### Listed records
..........

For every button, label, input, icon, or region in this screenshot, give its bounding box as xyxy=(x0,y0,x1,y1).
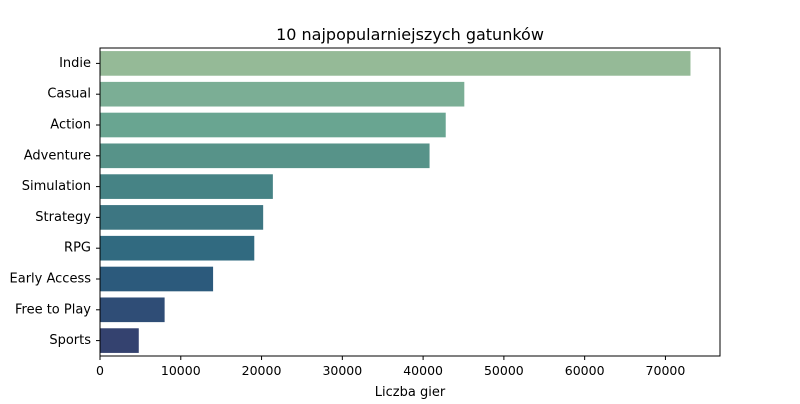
plot-frame xyxy=(99,47,721,357)
bar-action xyxy=(100,112,446,138)
bar-free-to-play xyxy=(100,297,165,323)
bar-early-access xyxy=(100,266,214,292)
y-tick-label: Casual xyxy=(47,87,91,102)
bar-adventure xyxy=(100,143,430,169)
y-tick-label: RPG xyxy=(64,241,91,256)
bar-sports xyxy=(100,328,139,353)
y-axis-ticks: Indie Casual Action Adventure Simulation Stra… xyxy=(10,56,100,348)
y-tick-label: Action xyxy=(50,118,91,133)
y-tick-label: Simulation xyxy=(22,179,91,194)
bars-layer xyxy=(100,51,691,353)
x-axis-label: Liczba gier xyxy=(375,385,446,400)
y-tick-label: Adventure xyxy=(24,148,91,163)
x-tick-label: 40000 xyxy=(403,363,443,378)
x-tick-label: 10000 xyxy=(161,363,201,378)
y-tick-label: Strategy xyxy=(35,210,91,225)
chart-title: 10 najpopularniejszych gatunków xyxy=(276,25,544,44)
x-tick-label: 20000 xyxy=(242,363,282,378)
x-tick-label: 30000 xyxy=(322,363,362,378)
y-tick-label: Free to Play xyxy=(15,302,91,317)
x-tick-label: 0 xyxy=(96,363,104,378)
x-tick-label: 60000 xyxy=(565,363,605,378)
y-tick-label: Indie xyxy=(59,56,91,71)
bar-strategy xyxy=(100,205,264,230)
y-tick-label: Sports xyxy=(49,333,91,348)
bar-rpg xyxy=(100,235,255,261)
x-axis-ticks: 0 10000 20000 30000 40000 50000 60000 70000 xyxy=(96,356,685,378)
bar-simulation xyxy=(100,174,273,199)
x-tick-label: 70000 xyxy=(646,363,686,378)
bar-indie xyxy=(100,51,691,76)
bar-casual xyxy=(100,81,465,107)
y-tick-label: Early Access xyxy=(10,272,92,287)
x-tick-label: 50000 xyxy=(484,363,524,378)
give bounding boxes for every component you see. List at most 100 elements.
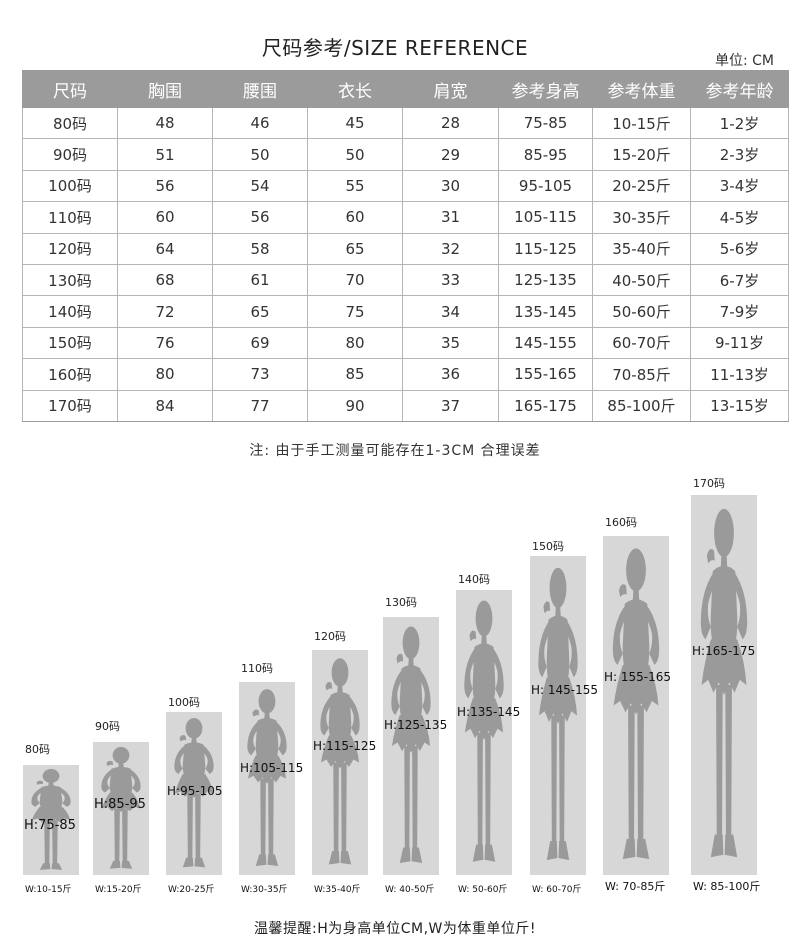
figure-weight-label: W: 60-70斤 <box>532 885 582 895</box>
table-cell: 72 <box>117 295 213 328</box>
table-cell: 13-15岁 <box>690 389 789 422</box>
table-cell: 85-95 <box>498 138 593 171</box>
table-cell: 60 <box>307 201 403 234</box>
column-header: 参考身高 <box>498 70 593 108</box>
table-cell: 115-125 <box>498 232 593 265</box>
table-cell: 165-175 <box>498 389 593 422</box>
figure-size-label: 130码 <box>385 596 417 609</box>
table-cell: 54 <box>212 169 308 203</box>
unit-label: 单位: CM <box>714 53 774 69</box>
figure-weight-label: W: 40-50斤 <box>385 885 435 895</box>
table-cell: 11-13岁 <box>690 358 789 391</box>
table-cell: 45 <box>307 106 403 140</box>
table-cell: 70 <box>307 263 403 297</box>
table-cell: 80 <box>117 358 213 391</box>
table-cell: 160码 <box>22 358 118 391</box>
figure-weight-label: W:20-25斤 <box>168 885 215 895</box>
table-cell: 28 <box>402 106 499 140</box>
figure-height-label: H:75-85 <box>24 818 76 833</box>
reminder-text: 温馨提醒:H为身高单位CM,W为体重单位斤! <box>253 921 536 937</box>
child-silhouette-image <box>456 590 512 875</box>
table-cell: 36 <box>402 358 499 391</box>
table-cell: 56 <box>212 201 308 234</box>
table-cell: 46 <box>212 106 308 140</box>
table-cell: 69 <box>212 326 308 360</box>
table-header-row: 尺码 胸围 腰围 衣长 肩宽 参考身高 参考体重 参考年龄 <box>22 70 789 108</box>
table-cell: 20-25斤 <box>592 169 691 203</box>
child-silhouette-image <box>603 536 669 875</box>
table-cell: 90码 <box>22 138 118 171</box>
child-silhouette-image <box>166 712 222 875</box>
table-cell: 145-155 <box>498 326 593 360</box>
column-header: 衣长 <box>307 70 403 108</box>
table-row: 100码 56 54 55 30 95-105 20-25斤 3-4岁 <box>22 169 789 203</box>
figure-height-label: H:85-95 <box>94 797 146 812</box>
table-cell: 4-5岁 <box>690 201 789 234</box>
table-row: 90码 51 50 50 29 85-95 15-20斤 2-3岁 <box>22 138 789 171</box>
table-cell: 3-4岁 <box>690 169 789 203</box>
table-cell: 1-2岁 <box>690 106 789 140</box>
figure-height-label: H: 155-165 <box>604 670 672 684</box>
figure-weight-label: W:10-15斤 <box>25 885 72 895</box>
child-silhouette-image <box>23 765 79 875</box>
figure-weight-label: W: 50-60斤 <box>458 885 508 895</box>
figure-height-label: H:125-135 <box>384 718 448 732</box>
table-cell: 48 <box>117 106 213 140</box>
figure-size-label: 110码 <box>241 662 273 675</box>
table-cell: 80码 <box>22 106 118 140</box>
table-cell: 73 <box>212 358 308 391</box>
table-cell: 130码 <box>22 263 118 297</box>
figure-weight-label: W:15-20斤 <box>95 885 142 895</box>
figure-weight-label: W:35-40斤 <box>314 885 361 895</box>
table-cell: 6-7岁 <box>690 263 789 297</box>
figure-size-label: 140码 <box>458 573 490 586</box>
figure-size-label: 80码 <box>25 743 50 756</box>
table-cell: 105-115 <box>498 201 593 234</box>
child-silhouette-image <box>312 650 368 875</box>
table-cell: 68 <box>117 263 213 297</box>
table-cell: 51 <box>117 138 213 171</box>
table-row: 120码 64 58 65 32 115-125 35-40斤 5-6岁 <box>22 232 789 265</box>
table-cell: 60-70斤 <box>592 326 691 360</box>
size-table: 尺码 胸围 腰围 衣长 肩宽 参考身高 参考体重 参考年龄 80码 48 46 45 2… <box>22 70 789 422</box>
table-cell: 85-100斤 <box>592 389 691 422</box>
table-cell: 50 <box>307 138 403 171</box>
table-body: 80码 48 46 45 28 75-85 10-15斤 1-2岁 90码 51 50 50 29 85-… <box>22 106 789 422</box>
table-cell: 58 <box>212 232 308 265</box>
child-silhouette-image <box>93 742 149 875</box>
figure-size-label: 100码 <box>168 696 200 709</box>
table-cell: 10-15斤 <box>592 106 691 140</box>
table-cell: 75-85 <box>498 106 593 140</box>
table-cell: 77 <box>212 389 308 422</box>
table-row: 110码 60 56 60 31 105-115 30-35斤 4-5岁 <box>22 201 789 234</box>
table-cell: 110码 <box>22 201 118 234</box>
table-cell: 30-35斤 <box>592 201 691 234</box>
table-cell: 64 <box>117 232 213 265</box>
table-cell: 150码 <box>22 326 118 360</box>
figure-weight-label: W:30-35斤 <box>241 885 288 895</box>
child-silhouette-image <box>239 682 295 875</box>
column-header: 腰围 <box>212 70 308 108</box>
table-cell: 65 <box>307 232 403 265</box>
table-cell: 76 <box>117 326 213 360</box>
table-row: 140码 72 65 75 34 135-145 50-60斤 7-9岁 <box>22 295 789 328</box>
table-cell: 35 <box>402 326 499 360</box>
table-cell: 170码 <box>22 389 118 422</box>
page-title: 尺码参考/SIZE REFERENCE <box>261 36 529 60</box>
table-cell: 9-11岁 <box>690 326 789 360</box>
table-cell: 37 <box>402 389 499 422</box>
figure-size-label: 90码 <box>95 720 120 733</box>
table-cell: 55 <box>307 169 403 203</box>
figure-height-label: H:165-175 <box>692 644 756 658</box>
table-cell: 100码 <box>22 169 118 203</box>
table-cell: 84 <box>117 389 213 422</box>
table-cell: 32 <box>402 232 499 265</box>
table-row: 80码 48 46 45 28 75-85 10-15斤 1-2岁 <box>22 106 789 140</box>
child-silhouette-image <box>691 495 757 875</box>
figure-weight-label: W: 70-85斤 <box>605 880 666 893</box>
table-row: 160码 80 73 85 36 155-165 70-85斤 11-13岁 <box>22 358 789 391</box>
table-cell: 65 <box>212 295 308 328</box>
figure-height-label: H: 145-155 <box>531 683 599 697</box>
table-cell: 90 <box>307 389 403 422</box>
child-silhouette-image <box>383 617 439 875</box>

..........

### What you need to do
Rewrite the records from the line with "plot-frame xyxy=(99,47,721,357)" to the line with "x-tick-label: 60000 xyxy=(565,363,605,378)", changing "Liczba gier" to "Number of games" and keeping everything else the same. Give only those lines.

### Full answer
plot-frame xyxy=(99,47,721,357)
bar-action xyxy=(100,112,446,138)
bar-free-to-play xyxy=(100,297,165,323)
bar-early-access xyxy=(100,266,214,292)
y-tick-label: Casual xyxy=(47,87,91,102)
bar-adventure xyxy=(100,143,430,169)
y-tick-label: RPG xyxy=(64,241,91,256)
bar-sports xyxy=(100,328,139,353)
y-axis-ticks: Indie Casual Action Adventure Simulation Stra… xyxy=(10,56,100,348)
y-tick-label: Action xyxy=(50,118,91,133)
y-tick-label: Simulation xyxy=(22,179,91,194)
bars-layer xyxy=(100,51,691,353)
x-axis-label: Number of games xyxy=(375,385,446,400)
y-tick-label: Adventure xyxy=(24,148,91,163)
x-tick-label: 40000 xyxy=(403,363,443,378)
x-tick-label: 10000 xyxy=(161,363,201,378)
y-tick-label: Strategy xyxy=(35,210,91,225)
chart-title: 10 najpopularniejszych gatunków xyxy=(276,25,544,44)
x-tick-label: 20000 xyxy=(242,363,282,378)
x-tick-label: 30000 xyxy=(322,363,362,378)
y-tick-label: Free to Play xyxy=(15,302,91,317)
x-tick-label: 0 xyxy=(96,363,104,378)
x-tick-label: 60000 xyxy=(565,363,605,378)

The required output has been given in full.